## Given problem
Copy every line that contains the string "जनवर" from the entries below.

## Records to process
_ _ _ _
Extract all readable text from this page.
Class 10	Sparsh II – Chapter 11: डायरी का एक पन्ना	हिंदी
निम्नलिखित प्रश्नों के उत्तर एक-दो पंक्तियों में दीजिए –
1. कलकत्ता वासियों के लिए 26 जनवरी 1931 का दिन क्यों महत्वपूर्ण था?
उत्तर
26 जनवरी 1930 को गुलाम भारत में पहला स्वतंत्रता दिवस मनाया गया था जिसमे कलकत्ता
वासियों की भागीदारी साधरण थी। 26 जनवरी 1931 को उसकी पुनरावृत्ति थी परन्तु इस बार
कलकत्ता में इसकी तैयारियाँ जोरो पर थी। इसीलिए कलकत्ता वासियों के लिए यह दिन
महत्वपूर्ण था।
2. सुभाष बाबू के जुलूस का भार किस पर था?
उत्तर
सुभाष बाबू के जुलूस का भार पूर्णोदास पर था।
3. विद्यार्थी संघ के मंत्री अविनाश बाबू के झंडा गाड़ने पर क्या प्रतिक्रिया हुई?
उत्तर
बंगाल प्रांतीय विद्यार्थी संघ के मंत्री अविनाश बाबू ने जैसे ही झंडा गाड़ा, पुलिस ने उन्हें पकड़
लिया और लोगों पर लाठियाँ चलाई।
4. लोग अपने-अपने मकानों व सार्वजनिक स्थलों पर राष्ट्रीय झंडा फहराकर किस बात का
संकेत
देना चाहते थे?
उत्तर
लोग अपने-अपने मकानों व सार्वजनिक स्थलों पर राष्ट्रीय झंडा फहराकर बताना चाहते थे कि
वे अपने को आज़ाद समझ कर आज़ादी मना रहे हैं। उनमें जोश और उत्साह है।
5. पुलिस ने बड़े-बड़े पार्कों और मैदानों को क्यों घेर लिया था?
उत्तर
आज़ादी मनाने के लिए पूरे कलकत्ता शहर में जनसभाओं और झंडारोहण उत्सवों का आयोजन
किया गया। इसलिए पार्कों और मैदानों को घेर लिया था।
_ _ _ _
## Response
1. कलकत्ता वासियों के लिए 26 जनवरी 1931 का दिन क्यों महत्वपूर्ण था?
26 जनवरी 1930 को गुलाम भारत में पहला स्वतंत्रता दिवस मनाया गया था जिसमे कलकत्ता
वासियों की भागीदारी साधरण थी। 26 जनवरी 1931 को उसकी पुनरावृत्ति थी परन्तु इस बार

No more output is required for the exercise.